____ DATASET ENTRIES

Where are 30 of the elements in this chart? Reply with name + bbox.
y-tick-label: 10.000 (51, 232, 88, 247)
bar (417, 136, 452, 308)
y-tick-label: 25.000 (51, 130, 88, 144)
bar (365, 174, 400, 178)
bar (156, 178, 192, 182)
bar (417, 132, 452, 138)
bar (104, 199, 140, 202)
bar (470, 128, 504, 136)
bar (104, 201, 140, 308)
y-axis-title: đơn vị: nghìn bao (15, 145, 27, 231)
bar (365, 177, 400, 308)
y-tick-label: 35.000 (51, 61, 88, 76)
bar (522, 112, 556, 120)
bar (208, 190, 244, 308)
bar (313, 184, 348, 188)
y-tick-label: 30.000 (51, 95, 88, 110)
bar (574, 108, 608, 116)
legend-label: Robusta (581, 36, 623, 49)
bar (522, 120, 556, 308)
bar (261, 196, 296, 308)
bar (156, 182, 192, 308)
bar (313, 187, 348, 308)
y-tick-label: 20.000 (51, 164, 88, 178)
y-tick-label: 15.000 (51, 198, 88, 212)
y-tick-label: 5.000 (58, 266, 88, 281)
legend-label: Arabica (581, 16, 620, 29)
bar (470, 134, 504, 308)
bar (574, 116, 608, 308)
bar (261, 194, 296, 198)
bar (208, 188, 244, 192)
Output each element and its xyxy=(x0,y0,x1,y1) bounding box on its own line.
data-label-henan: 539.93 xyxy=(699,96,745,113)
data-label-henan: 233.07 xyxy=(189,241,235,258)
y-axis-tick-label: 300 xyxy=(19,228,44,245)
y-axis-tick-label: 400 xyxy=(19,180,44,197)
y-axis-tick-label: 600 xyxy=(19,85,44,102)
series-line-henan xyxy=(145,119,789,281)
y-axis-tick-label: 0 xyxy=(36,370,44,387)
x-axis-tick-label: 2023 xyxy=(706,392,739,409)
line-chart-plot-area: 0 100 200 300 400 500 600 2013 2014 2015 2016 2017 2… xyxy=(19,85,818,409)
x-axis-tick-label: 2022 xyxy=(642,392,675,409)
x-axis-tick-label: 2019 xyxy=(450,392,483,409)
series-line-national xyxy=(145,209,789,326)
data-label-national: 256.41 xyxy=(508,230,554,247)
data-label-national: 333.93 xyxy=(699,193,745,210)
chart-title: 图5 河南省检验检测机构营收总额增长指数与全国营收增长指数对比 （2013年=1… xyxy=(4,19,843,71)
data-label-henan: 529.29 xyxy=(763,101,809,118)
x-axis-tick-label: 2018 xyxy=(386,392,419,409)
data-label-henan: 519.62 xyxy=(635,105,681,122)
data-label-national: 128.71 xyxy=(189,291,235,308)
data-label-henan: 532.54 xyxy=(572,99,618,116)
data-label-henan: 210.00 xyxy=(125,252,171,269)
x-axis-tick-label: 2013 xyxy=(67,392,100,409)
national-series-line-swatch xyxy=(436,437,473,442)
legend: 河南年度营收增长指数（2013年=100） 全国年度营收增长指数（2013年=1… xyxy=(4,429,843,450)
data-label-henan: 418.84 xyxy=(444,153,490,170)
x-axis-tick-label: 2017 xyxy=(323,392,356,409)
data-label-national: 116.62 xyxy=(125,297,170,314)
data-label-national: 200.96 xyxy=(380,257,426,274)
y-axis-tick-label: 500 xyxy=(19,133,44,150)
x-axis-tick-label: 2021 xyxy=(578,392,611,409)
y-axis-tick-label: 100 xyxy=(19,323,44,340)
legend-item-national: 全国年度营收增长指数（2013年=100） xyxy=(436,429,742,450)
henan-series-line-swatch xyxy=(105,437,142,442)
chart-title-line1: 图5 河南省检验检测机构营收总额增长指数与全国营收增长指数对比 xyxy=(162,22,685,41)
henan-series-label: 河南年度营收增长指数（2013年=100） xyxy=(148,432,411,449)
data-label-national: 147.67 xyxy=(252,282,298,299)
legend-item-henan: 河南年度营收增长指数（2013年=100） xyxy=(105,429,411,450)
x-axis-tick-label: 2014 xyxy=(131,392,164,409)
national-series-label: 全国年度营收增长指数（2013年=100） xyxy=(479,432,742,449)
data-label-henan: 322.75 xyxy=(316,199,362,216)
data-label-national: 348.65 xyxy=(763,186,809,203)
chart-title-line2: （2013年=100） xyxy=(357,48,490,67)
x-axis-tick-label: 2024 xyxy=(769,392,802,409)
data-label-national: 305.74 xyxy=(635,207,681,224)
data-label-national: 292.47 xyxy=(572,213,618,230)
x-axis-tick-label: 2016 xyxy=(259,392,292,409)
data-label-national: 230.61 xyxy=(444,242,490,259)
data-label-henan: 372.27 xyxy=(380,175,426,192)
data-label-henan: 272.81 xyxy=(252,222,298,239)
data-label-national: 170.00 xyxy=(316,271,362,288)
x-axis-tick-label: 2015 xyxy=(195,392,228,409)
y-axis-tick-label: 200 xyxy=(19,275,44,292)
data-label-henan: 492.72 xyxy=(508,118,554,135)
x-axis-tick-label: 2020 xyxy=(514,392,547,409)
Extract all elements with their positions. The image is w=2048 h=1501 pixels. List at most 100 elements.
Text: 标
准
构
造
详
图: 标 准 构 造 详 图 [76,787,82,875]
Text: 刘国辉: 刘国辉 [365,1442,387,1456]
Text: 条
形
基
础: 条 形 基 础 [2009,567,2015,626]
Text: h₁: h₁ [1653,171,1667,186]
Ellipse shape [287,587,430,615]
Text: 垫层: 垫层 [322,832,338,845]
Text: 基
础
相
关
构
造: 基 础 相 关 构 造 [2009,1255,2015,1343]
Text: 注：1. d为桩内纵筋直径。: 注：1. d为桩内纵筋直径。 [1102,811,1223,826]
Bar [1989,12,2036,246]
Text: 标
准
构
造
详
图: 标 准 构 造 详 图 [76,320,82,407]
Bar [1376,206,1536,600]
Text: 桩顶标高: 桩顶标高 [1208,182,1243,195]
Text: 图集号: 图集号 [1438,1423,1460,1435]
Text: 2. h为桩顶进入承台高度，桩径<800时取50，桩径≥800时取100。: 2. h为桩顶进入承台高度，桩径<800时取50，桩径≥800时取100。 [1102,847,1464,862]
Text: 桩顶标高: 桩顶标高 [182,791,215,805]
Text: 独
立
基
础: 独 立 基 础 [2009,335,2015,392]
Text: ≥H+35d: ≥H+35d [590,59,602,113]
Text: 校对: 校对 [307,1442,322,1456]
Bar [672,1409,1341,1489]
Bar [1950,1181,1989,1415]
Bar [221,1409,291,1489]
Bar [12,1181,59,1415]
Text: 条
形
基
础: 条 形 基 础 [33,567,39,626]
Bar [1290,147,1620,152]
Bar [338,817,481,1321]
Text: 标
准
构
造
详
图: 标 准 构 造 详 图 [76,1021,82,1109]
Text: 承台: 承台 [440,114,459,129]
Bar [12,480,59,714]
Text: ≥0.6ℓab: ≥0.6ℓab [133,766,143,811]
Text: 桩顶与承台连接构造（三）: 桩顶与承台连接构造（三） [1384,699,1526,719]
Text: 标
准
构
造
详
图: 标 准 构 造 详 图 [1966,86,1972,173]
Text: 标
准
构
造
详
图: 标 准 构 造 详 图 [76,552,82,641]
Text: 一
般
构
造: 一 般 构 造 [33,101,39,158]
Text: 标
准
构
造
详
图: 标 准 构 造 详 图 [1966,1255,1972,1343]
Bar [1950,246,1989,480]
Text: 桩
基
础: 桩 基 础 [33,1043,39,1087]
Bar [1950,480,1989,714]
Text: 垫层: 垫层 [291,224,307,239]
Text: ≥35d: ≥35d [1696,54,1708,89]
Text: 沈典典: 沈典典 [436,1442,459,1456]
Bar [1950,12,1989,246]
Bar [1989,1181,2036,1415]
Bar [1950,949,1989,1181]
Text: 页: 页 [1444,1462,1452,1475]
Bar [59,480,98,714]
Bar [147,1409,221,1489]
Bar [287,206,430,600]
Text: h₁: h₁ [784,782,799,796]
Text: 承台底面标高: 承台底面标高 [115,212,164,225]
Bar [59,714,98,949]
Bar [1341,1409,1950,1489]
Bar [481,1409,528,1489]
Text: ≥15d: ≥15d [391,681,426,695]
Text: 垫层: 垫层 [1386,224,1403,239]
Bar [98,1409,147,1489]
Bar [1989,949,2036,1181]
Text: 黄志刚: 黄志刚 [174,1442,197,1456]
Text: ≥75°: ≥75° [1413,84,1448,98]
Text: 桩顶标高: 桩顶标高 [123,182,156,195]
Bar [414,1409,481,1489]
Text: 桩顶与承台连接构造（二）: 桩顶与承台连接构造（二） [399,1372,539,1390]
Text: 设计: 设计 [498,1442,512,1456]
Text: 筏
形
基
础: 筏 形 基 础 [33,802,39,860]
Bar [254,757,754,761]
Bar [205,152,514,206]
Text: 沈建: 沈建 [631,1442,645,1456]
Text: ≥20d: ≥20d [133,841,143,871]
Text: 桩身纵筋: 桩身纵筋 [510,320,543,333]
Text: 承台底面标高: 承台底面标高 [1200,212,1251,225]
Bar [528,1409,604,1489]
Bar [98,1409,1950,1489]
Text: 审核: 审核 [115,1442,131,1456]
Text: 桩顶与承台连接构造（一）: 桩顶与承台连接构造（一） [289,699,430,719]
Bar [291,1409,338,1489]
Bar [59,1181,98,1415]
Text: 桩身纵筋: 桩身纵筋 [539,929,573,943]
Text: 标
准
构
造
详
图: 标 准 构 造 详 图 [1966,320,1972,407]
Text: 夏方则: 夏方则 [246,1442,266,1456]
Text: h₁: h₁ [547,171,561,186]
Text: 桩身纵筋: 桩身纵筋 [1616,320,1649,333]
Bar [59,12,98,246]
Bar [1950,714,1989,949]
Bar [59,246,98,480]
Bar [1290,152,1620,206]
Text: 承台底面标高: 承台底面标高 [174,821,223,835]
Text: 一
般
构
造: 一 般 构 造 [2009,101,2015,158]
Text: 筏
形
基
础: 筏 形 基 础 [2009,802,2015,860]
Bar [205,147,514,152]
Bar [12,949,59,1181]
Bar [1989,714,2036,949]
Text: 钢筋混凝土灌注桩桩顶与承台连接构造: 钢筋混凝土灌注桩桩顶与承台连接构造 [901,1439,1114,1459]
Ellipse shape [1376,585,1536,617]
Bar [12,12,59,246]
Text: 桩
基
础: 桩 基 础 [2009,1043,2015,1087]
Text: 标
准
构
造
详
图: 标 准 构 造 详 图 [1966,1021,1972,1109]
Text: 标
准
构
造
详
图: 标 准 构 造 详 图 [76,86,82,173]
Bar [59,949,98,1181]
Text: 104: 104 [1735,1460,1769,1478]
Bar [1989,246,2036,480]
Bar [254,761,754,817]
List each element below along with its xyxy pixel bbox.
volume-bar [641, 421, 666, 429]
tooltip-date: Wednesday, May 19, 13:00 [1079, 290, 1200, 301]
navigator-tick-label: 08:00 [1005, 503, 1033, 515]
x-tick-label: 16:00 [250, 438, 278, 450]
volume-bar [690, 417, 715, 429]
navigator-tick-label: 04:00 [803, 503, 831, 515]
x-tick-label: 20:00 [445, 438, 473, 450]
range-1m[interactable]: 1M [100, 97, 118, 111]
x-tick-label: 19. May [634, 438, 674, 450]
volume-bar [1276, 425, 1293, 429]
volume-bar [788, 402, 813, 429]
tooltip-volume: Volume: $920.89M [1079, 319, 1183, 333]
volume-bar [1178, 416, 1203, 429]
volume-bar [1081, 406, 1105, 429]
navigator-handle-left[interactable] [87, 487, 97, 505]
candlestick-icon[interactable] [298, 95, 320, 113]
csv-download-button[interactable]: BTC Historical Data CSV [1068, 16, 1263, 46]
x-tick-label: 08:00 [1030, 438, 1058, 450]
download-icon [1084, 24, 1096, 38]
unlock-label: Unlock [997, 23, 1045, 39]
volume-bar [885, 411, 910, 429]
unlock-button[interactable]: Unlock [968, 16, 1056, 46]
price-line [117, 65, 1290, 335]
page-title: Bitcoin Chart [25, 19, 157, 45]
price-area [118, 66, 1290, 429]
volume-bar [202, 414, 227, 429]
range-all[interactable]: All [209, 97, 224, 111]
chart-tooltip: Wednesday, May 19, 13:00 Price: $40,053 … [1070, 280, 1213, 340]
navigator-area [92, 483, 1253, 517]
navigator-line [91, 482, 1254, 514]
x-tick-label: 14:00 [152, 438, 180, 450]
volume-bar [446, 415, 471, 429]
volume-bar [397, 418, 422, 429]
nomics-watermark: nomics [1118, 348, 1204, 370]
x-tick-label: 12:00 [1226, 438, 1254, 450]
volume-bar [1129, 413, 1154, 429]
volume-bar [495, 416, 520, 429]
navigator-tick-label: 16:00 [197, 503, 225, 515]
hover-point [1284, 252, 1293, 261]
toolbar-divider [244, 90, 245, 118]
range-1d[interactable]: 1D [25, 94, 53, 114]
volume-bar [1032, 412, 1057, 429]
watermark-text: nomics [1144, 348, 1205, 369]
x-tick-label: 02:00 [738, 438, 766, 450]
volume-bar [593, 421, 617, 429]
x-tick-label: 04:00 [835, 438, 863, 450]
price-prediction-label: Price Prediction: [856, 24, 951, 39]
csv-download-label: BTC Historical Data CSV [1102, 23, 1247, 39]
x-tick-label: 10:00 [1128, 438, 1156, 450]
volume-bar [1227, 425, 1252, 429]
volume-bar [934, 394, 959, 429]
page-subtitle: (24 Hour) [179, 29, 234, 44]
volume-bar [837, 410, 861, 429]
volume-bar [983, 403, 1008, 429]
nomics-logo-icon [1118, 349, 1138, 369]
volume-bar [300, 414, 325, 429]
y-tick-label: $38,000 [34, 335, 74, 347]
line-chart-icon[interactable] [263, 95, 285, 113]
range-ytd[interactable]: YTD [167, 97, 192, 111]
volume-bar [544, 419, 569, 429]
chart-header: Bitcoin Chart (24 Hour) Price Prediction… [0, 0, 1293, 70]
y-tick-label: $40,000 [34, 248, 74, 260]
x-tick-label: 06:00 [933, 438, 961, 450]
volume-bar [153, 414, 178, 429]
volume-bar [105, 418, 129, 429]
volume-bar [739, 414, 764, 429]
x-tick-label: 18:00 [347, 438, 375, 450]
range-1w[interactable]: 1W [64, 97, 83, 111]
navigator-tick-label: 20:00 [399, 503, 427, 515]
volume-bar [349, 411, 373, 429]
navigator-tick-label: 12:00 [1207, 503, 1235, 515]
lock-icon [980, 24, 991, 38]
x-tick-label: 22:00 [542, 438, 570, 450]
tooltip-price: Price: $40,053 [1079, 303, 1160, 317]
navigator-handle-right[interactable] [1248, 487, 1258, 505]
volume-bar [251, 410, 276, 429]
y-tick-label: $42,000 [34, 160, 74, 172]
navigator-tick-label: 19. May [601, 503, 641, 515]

________

> [WRITTEN TASK]: Transcribe the lines of the material without any changes, starting at its first line and ending with the line that contains "data-label-national: 256.41 xyxy=(508,230,554,247)".

> [SOLUTION TO THIS EXERCISE]:
Where are 30 of the elements in this chart? Reply with name + bbox.
y-tick-label: 10.000 (51, 232, 88, 247)
bar (417, 136, 452, 308)
y-tick-label: 25.000 (51, 130, 88, 144)
bar (365, 174, 400, 178)
bar (156, 178, 192, 182)
bar (417, 132, 452, 138)
bar (104, 199, 140, 202)
bar (470, 128, 504, 136)
bar (104, 201, 140, 308)
y-axis-title: đơn vị: nghìn bao (15, 145, 27, 231)
bar (365, 177, 400, 308)
y-tick-label: 35.000 (51, 61, 88, 76)
bar (522, 112, 556, 120)
bar (208, 190, 244, 308)
bar (313, 184, 348, 188)
y-tick-label: 30.000 (51, 95, 88, 110)
bar (574, 108, 608, 116)
legend-label: Robusta (581, 36, 623, 49)
bar (522, 120, 556, 308)
bar (261, 196, 296, 308)
bar (156, 182, 192, 308)
bar (313, 187, 348, 308)
y-tick-label: 20.000 (51, 164, 88, 178)
y-tick-label: 15.000 (51, 198, 88, 212)
y-tick-label: 5.000 (58, 266, 88, 281)
legend-label: Arabica (581, 16, 620, 29)
bar (470, 134, 504, 308)
bar (574, 116, 608, 308)
bar (261, 194, 296, 198)
bar (208, 188, 244, 192)
Output each element and its xyxy=(x0,y0,x1,y1) bounding box on its own line.
data-label-henan: 539.93 xyxy=(699,96,745,113)
data-label-henan: 233.07 xyxy=(189,241,235,258)
y-axis-tick-label: 300 xyxy=(19,228,44,245)
y-axis-tick-label: 400 xyxy=(19,180,44,197)
y-axis-tick-label: 600 xyxy=(19,85,44,102)
series-line-henan xyxy=(145,119,789,281)
y-axis-tick-label: 0 xyxy=(36,370,44,387)
x-axis-tick-label: 2023 xyxy=(706,392,739,409)
line-chart-plot-area: 0 100 200 300 400 500 600 2013 2014 2015 2016 2017 2… xyxy=(19,85,818,409)
x-axis-tick-label: 2022 xyxy=(642,392,675,409)
x-axis-tick-label: 2019 xyxy=(450,392,483,409)
series-line-national xyxy=(145,209,789,326)
data-label-national: 256.41 xyxy=(508,230,554,247)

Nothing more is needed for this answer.